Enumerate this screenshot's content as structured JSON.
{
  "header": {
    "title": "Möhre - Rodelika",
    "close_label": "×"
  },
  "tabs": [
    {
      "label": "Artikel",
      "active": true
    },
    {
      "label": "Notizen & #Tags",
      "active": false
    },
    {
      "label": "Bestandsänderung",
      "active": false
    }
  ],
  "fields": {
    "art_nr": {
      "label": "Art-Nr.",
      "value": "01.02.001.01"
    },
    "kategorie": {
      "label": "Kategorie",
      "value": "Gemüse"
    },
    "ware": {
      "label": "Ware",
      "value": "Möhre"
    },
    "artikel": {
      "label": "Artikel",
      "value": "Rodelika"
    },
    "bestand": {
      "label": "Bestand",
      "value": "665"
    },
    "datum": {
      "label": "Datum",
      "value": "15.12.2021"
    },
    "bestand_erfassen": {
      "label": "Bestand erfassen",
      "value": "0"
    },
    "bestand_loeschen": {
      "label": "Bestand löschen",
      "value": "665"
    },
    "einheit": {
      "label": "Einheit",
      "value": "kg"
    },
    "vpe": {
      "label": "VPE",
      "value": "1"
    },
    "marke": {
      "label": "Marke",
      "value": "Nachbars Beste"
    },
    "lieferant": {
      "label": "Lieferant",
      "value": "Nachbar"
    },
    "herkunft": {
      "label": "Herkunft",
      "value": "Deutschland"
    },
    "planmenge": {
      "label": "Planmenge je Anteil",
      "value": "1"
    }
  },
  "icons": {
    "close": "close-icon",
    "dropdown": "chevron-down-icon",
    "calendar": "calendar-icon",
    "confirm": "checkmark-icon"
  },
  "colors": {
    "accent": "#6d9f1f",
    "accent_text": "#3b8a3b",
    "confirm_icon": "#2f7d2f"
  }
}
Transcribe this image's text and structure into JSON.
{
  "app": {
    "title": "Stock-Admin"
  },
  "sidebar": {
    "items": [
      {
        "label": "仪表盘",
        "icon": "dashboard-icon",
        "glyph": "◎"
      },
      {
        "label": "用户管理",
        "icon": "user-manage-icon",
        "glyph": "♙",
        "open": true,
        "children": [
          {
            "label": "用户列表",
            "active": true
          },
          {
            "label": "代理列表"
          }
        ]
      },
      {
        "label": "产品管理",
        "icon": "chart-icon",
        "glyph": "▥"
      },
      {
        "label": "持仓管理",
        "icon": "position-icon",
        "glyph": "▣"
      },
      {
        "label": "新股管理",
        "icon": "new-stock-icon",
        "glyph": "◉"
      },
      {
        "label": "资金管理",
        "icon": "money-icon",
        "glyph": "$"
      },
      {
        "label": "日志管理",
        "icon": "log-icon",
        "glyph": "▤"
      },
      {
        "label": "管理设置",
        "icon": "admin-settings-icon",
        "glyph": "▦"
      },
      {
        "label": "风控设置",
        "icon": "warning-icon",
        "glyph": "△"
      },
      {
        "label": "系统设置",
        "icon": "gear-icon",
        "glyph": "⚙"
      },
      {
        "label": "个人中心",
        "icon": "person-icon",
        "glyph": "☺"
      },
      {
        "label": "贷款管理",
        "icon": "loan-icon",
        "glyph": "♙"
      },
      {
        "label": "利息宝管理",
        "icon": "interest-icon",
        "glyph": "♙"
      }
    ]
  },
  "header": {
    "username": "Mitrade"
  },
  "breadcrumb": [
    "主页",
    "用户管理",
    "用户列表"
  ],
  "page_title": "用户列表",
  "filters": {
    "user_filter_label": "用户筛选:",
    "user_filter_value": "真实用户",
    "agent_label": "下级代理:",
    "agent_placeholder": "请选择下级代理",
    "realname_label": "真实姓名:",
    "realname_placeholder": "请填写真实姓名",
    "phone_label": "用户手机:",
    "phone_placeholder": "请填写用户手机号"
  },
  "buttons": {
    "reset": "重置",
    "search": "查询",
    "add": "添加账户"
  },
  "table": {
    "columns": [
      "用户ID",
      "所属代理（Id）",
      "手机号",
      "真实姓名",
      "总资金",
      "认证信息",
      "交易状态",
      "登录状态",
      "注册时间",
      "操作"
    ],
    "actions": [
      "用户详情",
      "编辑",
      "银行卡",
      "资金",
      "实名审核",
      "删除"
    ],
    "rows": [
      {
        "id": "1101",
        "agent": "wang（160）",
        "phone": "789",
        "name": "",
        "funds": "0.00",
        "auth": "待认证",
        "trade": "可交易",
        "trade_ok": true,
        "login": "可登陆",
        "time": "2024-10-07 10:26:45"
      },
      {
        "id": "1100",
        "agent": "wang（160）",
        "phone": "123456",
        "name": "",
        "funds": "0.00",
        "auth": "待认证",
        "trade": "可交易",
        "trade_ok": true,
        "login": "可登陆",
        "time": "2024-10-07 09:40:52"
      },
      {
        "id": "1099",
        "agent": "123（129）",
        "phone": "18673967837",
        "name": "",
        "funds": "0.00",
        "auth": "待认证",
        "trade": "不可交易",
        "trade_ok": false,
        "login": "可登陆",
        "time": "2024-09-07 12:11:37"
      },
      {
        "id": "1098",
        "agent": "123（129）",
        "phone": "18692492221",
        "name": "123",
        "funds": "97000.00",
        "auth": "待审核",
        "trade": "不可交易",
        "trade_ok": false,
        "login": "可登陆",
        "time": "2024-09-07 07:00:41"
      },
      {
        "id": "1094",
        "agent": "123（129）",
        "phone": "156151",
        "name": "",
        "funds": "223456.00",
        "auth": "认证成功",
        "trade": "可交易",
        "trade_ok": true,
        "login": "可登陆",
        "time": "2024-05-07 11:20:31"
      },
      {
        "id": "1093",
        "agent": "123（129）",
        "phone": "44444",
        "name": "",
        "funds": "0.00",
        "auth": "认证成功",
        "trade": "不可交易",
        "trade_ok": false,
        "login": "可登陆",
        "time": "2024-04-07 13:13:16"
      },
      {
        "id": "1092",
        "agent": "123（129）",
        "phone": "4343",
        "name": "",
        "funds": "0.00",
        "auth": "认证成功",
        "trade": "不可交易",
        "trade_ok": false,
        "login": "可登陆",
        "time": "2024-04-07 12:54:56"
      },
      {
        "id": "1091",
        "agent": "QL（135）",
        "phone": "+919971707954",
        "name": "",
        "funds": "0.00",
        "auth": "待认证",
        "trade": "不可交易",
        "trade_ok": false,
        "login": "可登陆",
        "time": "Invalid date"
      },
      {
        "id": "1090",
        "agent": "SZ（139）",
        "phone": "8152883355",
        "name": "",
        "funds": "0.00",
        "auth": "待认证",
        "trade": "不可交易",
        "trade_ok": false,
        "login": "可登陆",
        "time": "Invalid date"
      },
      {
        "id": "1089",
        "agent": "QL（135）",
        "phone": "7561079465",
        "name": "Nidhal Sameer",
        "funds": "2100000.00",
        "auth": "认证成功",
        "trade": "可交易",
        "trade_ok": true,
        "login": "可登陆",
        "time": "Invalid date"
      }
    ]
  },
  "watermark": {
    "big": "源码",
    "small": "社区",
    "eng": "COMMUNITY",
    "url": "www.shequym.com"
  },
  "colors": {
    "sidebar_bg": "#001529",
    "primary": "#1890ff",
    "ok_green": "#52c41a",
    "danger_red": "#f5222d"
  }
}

→ Directions
Take the entries above and transcribe them in full.

→ The response
Enumerate this screenshot's content as structured JSON.
{
  "header": {
    "title": "Möhre - Rodelika",
    "close_label": "×"
  },
  "tabs": [
    {
      "label": "Artikel",
      "active": true
    },
    {
      "label": "Notizen & #Tags",
      "active": false
    },
    {
      "label": "Bestandsänderung",
      "active": false
    }
  ],
  "fields": {
    "art_nr": {
      "label": "Art-Nr.",
      "value": "01.02.001.01"
    },
    "kategorie": {
      "label": "Kategorie",
      "value": "Gemüse"
    },
    "ware": {
      "label": "Ware",
      "value": "Möhre"
    },
    "artikel": {
      "label": "Artikel",
      "value": "Rodelika"
    },
    "bestand": {
      "label": "Bestand",
      "value": "665"
    },
    "datum": {
      "label": "Datum",
      "value": "15.12.2021"
    },
    "bestand_erfassen": {
      "label": "Bestand erfassen",
      "value": "0"
    },
    "bestand_loeschen": {
      "label": "Bestand löschen",
      "value": "665"
    },
    "einheit": {
      "label": "Einheit",
      "value": "kg"
    },
    "vpe": {
      "label": "VPE",
      "value": "1"
    },
    "marke": {
      "label": "Marke",
      "value": "Nachbars Beste"
    },
    "lieferant": {
      "label": "Lieferant",
      "value": "Nachbar"
    },
    "herkunft": {
      "label": "Herkunft",
      "value": "Deutschland"
    },
    "planmenge": {
      "label": "Planmenge je Anteil",
      "value": "1"
    }
  },
  "icons": {
    "close": "close-icon",
    "dropdown": "chevron-down-icon",
    "calendar": "calendar-icon",
    "confirm": "checkmark-icon"
  },
  "colors": {
    "accent": "#6d9f1f",
    "accent_text": "#3b8a3b",
    "confirm_icon": "#2f7d2f"
  }
}
Transcribe this image's text and structure into JSON.
{
  "app": {
    "title": "Stock-Admin"
  },
  "sidebar": {
    "items": [
      {
        "label": "仪表盘",
        "icon": "dashboard-icon",
        "glyph": "◎"
      },
      {
        "label": "用户管理",
        "icon": "user-manage-icon",
        "glyph": "♙",
        "open": true,
        "children": [
          {
            "label": "用户列表",
            "active": true
          },
          {
            "label": "代理列表"
          }
        ]
      },
      {
        "label": "产品管理",
        "icon": "chart-icon",
        "glyph": "▥"
      },
      {
        "label": "持仓管理",
        "icon": "position-icon",
        "glyph": "▣"
      },
      {
        "label": "新股管理",
        "icon": "new-stock-icon",
        "glyph": "◉"
      },
      {
        "label": "资金管理",
        "icon": "money-icon",
        "glyph": "$"
      },
      {
        "label": "日志管理",
        "icon": "log-icon",
        "glyph": "▤"
      },
      {
        "label": "管理设置",
        "icon": "admin-settings-icon",
        "glyph": "▦"
      },
      {
        "label": "风控设置",
        "icon": "warning-icon",
        "glyph": "△"
      },
      {
        "label": "系统设置",
        "icon": "gear-icon",
        "glyph": "⚙"
      },
      {
        "label": "个人中心",
        "icon": "person-icon",
        "glyph": "☺"
      },
      {
        "label": "贷款管理",
        "icon": "loan-icon",
        "glyph": "♙"
      },
      {
        "label": "利息宝管理",
        "icon": "interest-icon",
        "glyph": "♙"
      }
    ]
  },
  "header": {
    "username": "Mitrade"
  },
  "breadcrumb": [
    "主页",
    "用户管理",
    "用户列表"
  ],
  "page_title": "用户列表",
  "filters": {
    "user_filter_label": "用户筛选:",
    "user_filter_value": "真实用户",
    "agent_label": "下级代理:",
    "agent_placeholder": "请选择下级代理",
    "realname_label": "真实姓名:",
    "realname_placeholder": "请填写真实姓名",
    "phone_label": "用户手机:",
    "phone_placeholder": "请填写用户手机号"
  },
  "buttons": {
    "reset": "重置",
    "search": "查询",
    "add": "添加账户"
  },
  "table": {
    "columns": [
      "用户ID",
      "所属代理（Id）",
      "手机号",
      "真实姓名",
      "总资金",
      "认证信息",
      "交易状态",
      "登录状态",
      "注册时间",
      "操作"
    ],
    "actions": [
      "用户详情",
      "编辑",
      "银行卡",
      "资金",
      "实名审核",
      "删除"
    ],
    "rows": [
      {
        "id": "1101",
        "agent": "wang（160）",
        "phone": "789",
        "name": "",
        "funds": "0.00",
        "auth": "待认证",
        "trade": "可交易",
        "trade_ok": true,
        "login": "可登陆",
        "time": "2024-10-07 10:26:45"
      },
      {
        "id": "1100",
        "agent": "wang（160）",
        "phone": "123456",
        "name": "",
        "funds": "0.00",
        "auth": "待认证",
        "trade": "可交易",
        "trade_ok": true,
        "login": "可登陆",
        "time": "2024-10-07 09:40:52"
      },
      {
        "id": "1099",
        "agent": "123（129）",
        "phone": "18673967837",
        "name": "",
        "funds": "0.00",
        "auth": "待认证",
        "trade": "不可交易",
        "trade_ok": false,
        "login": "可登陆",
        "time": "2024-09-07 12:11:37"
      },
      {
        "id": "1098",
        "agent": "123（129）",
        "phone": "18692492221",
        "name": "123",
        "funds": "97000.00",
        "auth": "待审核",
        "trade": "不可交易",
        "trade_ok": false,
        "login": "可登陆",
        "time": "2024-09-07 07:00:41"
      },
      {
        "id": "1094",
        "agent": "123（129）",
        "phone": "156151",
        "name": "",
        "funds": "223456.00",
        "auth": "认证成功",
        "trade": "可交易",
        "trade_ok": true,
        "login": "可登陆",
        "time": "2024-05-07 11:20:31"
      },
      {
        "id": "1093",
        "agent": "123（129）",
        "phone": "44444",
        "name": "",
        "funds": "0.00",
        "auth": "认证成功",
        "trade": "不可交易",
        "trade_ok": false,
        "login": "可登陆",
        "time": "2024-04-07 13:13:16"
      },
      {
        "id": "1092",
        "agent": "123（129）",
        "phone": "4343",
        "name": "",
        "funds": "0.00",
        "auth": "认证成功",
        "trade": "不可交易",
        "trade_ok": false,
        "login": "可登陆",
        "time": "2024-04-07 12:54:56"
      },
      {
        "id": "1091",
        "agent": "QL（135）",
        "phone": "+919971707954",
        "name": "",
        "funds": "0.00",
        "auth": "待认证",
        "trade": "不可交易",
        "trade_ok": false,
        "login": "可登陆",
        "time": "Invalid date"
      },
      {
        "id": "1090",
        "agent": "SZ（139）",
        "phone": "8152883355",
        "name": "",
        "funds": "0.00",
        "auth": "待认证",
        "trade": "不可交易",
        "trade_ok": false,
        "login": "可登陆",
        "time": "Invalid date"
      },
      {
        "id": "1089",
        "agent": "QL（135）",
        "phone": "7561079465",
        "name": "Nidhal Sameer",
        "funds": "2100000.00",
        "auth": "认证成功",
        "trade": "可交易",
        "trade_ok": true,
        "login": "可登陆",
        "time": "Invalid date"
      }
    ]
  },
  "watermark": {
    "big": "源码",
    "small": "社区",
    "eng": "COMMUNITY",
    "url": "www.shequym.com"
  },
  "colors": {
    "sidebar_bg": "#001529",
    "primary": "#1890ff",
    "ok_green": "#52c41a",
    "danger_red": "#f5222d"
  }
}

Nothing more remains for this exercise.